(Lines of data)
__________________________________________________

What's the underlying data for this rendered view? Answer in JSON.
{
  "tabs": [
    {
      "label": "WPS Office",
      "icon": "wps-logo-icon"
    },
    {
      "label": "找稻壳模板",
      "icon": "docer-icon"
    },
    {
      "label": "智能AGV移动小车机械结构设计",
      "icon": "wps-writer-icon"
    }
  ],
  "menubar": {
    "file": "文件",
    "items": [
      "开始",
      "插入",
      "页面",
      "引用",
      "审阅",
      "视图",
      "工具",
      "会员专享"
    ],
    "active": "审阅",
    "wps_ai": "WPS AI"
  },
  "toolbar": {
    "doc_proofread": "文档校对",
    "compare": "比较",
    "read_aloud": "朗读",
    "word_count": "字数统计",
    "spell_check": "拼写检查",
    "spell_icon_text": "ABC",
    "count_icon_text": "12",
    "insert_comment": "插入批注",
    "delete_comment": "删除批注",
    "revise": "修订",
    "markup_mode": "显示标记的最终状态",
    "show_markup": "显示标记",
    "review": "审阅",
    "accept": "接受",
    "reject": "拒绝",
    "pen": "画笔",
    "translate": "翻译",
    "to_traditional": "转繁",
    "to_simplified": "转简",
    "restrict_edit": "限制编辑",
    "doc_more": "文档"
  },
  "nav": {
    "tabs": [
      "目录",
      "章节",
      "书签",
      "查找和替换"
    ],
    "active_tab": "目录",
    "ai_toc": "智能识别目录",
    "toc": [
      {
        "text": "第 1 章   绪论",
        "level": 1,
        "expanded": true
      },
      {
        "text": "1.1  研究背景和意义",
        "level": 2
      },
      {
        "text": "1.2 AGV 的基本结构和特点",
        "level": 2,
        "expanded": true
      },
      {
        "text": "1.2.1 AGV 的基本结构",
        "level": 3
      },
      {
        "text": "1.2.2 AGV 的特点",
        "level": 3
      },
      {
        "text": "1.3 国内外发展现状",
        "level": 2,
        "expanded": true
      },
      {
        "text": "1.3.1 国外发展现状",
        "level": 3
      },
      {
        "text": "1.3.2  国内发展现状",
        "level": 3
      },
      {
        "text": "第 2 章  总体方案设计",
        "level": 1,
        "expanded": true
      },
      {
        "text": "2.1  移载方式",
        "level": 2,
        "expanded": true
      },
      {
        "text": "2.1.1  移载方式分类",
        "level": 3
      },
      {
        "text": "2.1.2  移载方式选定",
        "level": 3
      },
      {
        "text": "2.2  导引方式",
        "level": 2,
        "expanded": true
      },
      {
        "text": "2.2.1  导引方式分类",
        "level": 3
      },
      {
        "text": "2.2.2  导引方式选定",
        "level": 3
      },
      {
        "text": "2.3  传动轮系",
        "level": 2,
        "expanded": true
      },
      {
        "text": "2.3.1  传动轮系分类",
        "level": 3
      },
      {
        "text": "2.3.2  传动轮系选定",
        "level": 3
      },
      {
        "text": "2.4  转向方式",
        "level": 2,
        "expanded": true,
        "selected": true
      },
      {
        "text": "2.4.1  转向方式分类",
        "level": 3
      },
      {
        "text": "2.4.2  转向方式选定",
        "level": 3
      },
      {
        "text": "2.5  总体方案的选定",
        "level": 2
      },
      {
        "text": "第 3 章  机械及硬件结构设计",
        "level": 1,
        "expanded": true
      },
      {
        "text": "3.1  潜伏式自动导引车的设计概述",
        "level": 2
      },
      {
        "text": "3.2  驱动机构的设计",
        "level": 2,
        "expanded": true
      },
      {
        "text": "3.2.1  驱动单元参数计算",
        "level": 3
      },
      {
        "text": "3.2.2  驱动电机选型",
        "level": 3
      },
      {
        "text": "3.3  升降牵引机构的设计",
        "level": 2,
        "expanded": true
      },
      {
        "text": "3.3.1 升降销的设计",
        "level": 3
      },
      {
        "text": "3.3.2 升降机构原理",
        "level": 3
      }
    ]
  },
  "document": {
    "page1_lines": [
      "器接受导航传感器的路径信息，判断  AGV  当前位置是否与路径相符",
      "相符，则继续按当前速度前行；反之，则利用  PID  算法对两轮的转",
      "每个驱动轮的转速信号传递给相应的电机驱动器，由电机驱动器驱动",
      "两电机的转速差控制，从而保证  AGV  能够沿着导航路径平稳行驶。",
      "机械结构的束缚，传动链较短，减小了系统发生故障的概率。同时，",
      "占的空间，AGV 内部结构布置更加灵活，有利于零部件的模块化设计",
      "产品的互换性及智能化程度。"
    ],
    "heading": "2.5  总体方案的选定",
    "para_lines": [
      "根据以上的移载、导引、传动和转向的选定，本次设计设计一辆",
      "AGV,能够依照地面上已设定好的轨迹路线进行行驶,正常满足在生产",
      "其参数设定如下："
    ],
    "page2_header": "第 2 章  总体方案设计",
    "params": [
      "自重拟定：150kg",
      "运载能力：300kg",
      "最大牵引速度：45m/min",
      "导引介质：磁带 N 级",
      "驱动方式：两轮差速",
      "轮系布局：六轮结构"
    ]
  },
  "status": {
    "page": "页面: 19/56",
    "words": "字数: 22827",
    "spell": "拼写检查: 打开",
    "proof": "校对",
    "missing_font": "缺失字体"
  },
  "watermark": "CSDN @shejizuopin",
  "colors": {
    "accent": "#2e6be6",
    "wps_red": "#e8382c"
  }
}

__________________________________________________

## Goal
State the number of lines above that hold the string "label", with nothing added.

## The solution
3